RECORDS FOR THIS TASK
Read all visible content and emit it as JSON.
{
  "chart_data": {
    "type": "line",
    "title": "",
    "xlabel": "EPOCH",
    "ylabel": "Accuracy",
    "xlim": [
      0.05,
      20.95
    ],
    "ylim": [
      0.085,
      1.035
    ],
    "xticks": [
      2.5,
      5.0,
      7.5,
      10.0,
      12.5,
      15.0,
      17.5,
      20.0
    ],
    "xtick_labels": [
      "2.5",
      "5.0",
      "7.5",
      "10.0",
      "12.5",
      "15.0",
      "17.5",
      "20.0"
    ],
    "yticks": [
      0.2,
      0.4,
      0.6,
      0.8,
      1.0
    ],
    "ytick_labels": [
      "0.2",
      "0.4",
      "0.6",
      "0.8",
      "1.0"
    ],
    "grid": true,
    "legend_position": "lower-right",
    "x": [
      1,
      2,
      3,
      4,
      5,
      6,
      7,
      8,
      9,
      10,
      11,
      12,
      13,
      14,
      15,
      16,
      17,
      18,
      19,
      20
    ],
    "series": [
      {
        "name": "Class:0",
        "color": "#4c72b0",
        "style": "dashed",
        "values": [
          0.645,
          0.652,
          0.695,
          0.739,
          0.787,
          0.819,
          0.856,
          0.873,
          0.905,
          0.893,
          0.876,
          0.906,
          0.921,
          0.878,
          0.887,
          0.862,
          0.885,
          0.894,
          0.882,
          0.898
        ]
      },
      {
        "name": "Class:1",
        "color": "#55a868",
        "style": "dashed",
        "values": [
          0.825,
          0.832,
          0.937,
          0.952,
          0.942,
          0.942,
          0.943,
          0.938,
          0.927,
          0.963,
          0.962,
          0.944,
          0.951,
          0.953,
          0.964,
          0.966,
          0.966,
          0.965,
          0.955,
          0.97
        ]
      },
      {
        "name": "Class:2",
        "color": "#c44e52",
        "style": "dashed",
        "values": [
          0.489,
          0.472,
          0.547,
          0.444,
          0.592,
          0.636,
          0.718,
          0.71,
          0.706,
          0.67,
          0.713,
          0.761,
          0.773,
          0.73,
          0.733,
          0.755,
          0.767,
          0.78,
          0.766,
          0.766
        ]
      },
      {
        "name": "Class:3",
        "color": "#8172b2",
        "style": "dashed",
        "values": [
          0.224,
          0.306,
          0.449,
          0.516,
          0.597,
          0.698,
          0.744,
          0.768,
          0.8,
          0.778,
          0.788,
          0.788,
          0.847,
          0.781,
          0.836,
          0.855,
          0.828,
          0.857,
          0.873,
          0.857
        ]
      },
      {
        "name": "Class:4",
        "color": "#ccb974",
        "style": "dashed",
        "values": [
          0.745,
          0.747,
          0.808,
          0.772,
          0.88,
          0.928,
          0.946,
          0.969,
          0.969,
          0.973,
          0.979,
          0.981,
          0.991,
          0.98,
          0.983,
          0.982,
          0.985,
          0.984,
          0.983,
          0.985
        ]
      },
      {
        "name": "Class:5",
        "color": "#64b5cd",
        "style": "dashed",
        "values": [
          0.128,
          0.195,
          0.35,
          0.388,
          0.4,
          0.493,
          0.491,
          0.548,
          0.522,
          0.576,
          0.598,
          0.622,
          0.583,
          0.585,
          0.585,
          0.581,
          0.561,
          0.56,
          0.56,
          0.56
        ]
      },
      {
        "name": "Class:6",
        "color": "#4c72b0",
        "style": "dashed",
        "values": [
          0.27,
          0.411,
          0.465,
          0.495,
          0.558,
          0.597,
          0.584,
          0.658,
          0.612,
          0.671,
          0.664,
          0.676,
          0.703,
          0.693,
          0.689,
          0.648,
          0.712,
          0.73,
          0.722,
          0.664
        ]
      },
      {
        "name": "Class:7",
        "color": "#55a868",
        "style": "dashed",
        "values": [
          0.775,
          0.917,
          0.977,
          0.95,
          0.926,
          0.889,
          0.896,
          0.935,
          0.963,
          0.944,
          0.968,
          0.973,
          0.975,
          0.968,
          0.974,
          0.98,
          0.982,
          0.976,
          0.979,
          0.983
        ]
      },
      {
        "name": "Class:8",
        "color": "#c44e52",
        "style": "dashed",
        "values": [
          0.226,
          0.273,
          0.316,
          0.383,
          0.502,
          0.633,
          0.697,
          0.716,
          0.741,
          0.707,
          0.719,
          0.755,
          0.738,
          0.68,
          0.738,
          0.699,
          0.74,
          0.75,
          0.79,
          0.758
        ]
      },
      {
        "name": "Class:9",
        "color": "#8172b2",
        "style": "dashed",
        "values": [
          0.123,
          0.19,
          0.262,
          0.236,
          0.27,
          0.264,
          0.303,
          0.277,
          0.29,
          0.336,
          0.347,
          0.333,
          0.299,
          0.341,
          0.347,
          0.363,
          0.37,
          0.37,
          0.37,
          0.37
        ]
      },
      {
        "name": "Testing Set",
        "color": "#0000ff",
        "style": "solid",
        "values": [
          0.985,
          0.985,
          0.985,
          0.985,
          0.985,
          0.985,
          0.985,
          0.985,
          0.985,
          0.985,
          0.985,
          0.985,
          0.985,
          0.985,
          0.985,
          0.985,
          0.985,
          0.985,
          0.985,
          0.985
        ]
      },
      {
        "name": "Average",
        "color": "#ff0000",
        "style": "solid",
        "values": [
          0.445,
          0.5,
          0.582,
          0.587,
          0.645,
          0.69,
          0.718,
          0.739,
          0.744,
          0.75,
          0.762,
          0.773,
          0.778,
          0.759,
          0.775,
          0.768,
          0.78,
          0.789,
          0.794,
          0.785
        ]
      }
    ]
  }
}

EXERCISE GOAL
Each line in the listing above that contains "Class" should be copied.

SOLUTION BELOW
        "name": "Class:0",
        "name": "Class:1",
        "name": "Class:2",
        "name": "Class:3",
        "name": "Class:4",
        "name": "Class:5",
        "name": "Class:6",
        "name": "Class:7",
        "name": "Class:8",
        "name": "Class:9",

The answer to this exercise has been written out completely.